To be done – Return the material word for word. Do not include the pictures.
[BEGIN Records for this task]
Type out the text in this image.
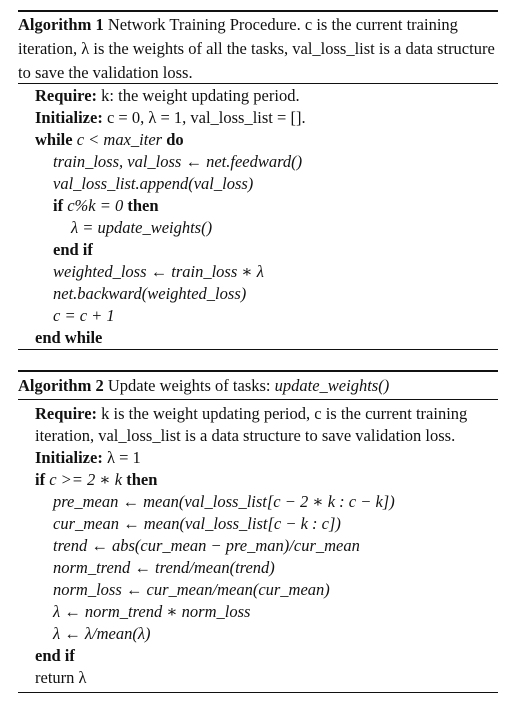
Algorithm 1 Network Training Procedure. c is the current training iteration, λ is the weights of all the tasks, val_loss_list is a data structure to save the validation loss.
Require: k: the weight updating period.
Initialize: c = 0, λ = 1, val_loss_list = [].
while c < max_iter do
train_loss, val_loss ← net.feedward()
val_loss_list.append(val_loss)
if c%k = 0 then
λ = update_weights()
end if
weighted_loss ← train_loss ∗ λ
net.backward(weighted_loss)
c = c + 1
end while
Algorithm 2 Update weights of tasks: update_weights()
Require: k is the weight updating period, c is the current training
iteration, val_loss_list is a data structure to save validation loss.
Initialize: λ = 1
if c >= 2 ∗ k then
pre_mean ← mean(val_loss_list[c − 2 ∗ k : c − k])
cur_mean ← mean(val_loss_list[c − k : c])
trend ← abs(cur_mean − pre_man)/cur_mean
norm_trend ← trend/mean(trend)
norm_loss ← cur_mean/mean(cur_mean)
λ ← norm_trend ∗ norm_loss
λ ← λ/mean(λ)
end if
return λ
[END Records for this task]
Result –
Type out the text in this image.
Algorithm 1 Network Training Procedure. c is the current training iteration, λ is the weights of all the tasks, val_loss_list is a data structure to save the validation loss.
Require: k: the weight updating period.
Initialize: c = 0, λ = 1, val_loss_list = [].
while c < max_iter do
train_loss, val_loss ← net.feedward()
val_loss_list.append(val_loss)
if c%k = 0 then
λ = update_weights()
end if
weighted_loss ← train_loss ∗ λ
net.backward(weighted_loss)
c = c + 1
end while
Algorithm 2 Update weights of tasks: update_weights()
Require: k is the weight updating period, c is the current training
iteration, val_loss_list is a data structure to save validation loss.
Initialize: λ = 1
if c >= 2 ∗ k then
pre_mean ← mean(val_loss_list[c − 2 ∗ k : c − k])
cur_mean ← mean(val_loss_list[c − k : c])
trend ← abs(cur_mean − pre_man)/cur_mean
norm_trend ← trend/mean(trend)
norm_loss ← cur_mean/mean(cur_mean)
λ ← norm_trend ∗ norm_loss
λ ← λ/mean(λ)
end if
return λ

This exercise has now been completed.